(Dataset entries)
↓↓↓

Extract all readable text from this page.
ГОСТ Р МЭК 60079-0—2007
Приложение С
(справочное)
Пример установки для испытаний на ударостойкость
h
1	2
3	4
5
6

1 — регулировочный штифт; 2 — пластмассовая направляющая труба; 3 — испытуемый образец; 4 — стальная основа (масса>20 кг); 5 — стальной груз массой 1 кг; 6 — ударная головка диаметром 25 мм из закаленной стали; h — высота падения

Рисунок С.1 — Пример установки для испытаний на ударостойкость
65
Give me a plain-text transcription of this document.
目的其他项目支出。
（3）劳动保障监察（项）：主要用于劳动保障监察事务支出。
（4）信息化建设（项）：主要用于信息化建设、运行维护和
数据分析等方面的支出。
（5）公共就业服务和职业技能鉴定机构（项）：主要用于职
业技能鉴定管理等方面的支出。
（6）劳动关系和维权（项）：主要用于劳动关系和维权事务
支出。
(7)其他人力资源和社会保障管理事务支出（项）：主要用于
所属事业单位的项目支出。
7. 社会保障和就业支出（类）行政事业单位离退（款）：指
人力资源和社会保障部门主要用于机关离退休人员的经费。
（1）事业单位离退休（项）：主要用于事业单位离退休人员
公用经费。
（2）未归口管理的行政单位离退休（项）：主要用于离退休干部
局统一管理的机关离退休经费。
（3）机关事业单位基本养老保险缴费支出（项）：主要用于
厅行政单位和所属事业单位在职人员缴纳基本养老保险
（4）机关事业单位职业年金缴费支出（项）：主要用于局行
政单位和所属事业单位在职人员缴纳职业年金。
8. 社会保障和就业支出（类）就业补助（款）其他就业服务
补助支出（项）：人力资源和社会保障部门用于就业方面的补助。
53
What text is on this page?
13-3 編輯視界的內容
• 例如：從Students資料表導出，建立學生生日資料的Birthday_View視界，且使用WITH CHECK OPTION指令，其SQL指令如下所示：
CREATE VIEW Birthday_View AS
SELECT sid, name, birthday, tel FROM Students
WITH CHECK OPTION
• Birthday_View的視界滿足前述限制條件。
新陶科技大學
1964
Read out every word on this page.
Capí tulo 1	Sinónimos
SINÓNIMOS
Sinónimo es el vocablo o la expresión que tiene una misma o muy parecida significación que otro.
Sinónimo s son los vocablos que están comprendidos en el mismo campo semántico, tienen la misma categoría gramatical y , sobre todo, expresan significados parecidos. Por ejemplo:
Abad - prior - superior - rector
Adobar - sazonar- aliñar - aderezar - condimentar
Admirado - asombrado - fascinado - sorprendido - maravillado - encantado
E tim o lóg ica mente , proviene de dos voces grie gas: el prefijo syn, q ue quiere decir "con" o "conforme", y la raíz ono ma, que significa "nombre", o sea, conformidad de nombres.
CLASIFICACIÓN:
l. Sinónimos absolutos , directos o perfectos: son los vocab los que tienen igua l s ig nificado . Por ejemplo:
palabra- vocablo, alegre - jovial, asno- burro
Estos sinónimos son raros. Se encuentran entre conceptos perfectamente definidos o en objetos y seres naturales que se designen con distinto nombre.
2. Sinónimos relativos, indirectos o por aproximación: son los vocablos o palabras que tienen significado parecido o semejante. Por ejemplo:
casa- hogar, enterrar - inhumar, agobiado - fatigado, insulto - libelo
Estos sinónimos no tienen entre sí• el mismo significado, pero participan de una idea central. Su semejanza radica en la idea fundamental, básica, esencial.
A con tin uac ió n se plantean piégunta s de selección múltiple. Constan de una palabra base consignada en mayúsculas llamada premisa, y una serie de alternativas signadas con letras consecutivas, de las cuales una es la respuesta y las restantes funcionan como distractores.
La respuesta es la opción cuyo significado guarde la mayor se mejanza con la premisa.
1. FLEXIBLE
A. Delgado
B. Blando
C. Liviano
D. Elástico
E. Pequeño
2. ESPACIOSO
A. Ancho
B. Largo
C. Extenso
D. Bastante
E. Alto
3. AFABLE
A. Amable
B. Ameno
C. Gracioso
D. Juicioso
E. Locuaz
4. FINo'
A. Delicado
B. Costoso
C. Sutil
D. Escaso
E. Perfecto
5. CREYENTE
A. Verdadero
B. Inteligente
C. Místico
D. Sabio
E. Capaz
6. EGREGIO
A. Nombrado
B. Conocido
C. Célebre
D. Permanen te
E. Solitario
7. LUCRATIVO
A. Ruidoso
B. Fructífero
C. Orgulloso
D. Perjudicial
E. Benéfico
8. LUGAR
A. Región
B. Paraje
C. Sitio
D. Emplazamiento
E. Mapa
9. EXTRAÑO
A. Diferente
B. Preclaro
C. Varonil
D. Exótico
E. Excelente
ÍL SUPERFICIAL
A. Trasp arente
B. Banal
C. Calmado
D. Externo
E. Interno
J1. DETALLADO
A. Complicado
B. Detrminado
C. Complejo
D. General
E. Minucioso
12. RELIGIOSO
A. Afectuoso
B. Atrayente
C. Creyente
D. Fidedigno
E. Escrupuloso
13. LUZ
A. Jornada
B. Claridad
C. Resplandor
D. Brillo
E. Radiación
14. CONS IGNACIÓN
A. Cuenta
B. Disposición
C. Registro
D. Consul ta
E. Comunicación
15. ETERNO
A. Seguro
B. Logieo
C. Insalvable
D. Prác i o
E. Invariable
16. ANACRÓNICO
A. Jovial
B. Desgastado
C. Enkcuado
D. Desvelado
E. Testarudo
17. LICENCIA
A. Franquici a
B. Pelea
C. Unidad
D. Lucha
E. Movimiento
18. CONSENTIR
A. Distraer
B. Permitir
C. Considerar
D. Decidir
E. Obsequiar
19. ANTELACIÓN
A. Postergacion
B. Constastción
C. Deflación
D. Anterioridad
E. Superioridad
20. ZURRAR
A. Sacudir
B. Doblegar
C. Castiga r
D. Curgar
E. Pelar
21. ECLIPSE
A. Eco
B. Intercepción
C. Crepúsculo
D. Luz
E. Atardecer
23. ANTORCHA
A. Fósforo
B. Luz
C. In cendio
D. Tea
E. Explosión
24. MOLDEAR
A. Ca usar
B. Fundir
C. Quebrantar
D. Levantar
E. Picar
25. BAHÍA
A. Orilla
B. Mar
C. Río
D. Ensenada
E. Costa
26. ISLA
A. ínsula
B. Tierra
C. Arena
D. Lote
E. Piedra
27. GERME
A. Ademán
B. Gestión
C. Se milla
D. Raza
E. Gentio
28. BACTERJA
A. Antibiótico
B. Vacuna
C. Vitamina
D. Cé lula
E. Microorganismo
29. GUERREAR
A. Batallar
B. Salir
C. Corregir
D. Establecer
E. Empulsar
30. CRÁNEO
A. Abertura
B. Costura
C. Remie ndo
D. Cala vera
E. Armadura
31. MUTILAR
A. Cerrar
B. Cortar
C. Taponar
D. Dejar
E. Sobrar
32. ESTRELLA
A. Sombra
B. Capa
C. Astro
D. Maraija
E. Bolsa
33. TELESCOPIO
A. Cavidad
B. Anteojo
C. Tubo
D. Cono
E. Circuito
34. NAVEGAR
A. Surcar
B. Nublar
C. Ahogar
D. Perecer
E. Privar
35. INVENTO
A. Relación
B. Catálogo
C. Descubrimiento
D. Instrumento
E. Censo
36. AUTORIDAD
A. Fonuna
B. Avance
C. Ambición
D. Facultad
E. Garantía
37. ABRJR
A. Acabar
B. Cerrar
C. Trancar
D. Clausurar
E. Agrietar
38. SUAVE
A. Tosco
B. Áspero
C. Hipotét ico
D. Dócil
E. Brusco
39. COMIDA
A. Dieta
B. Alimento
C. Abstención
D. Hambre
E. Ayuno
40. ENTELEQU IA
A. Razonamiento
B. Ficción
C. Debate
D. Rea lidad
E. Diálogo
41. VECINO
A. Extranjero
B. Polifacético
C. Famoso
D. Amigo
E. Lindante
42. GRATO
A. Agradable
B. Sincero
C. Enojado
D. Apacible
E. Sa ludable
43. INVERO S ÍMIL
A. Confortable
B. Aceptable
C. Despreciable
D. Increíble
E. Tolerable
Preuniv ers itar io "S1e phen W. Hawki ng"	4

↑↑↑

#### Stated problem:
From the material, report only how many lines include the word "испытаний".

#### Task result:
2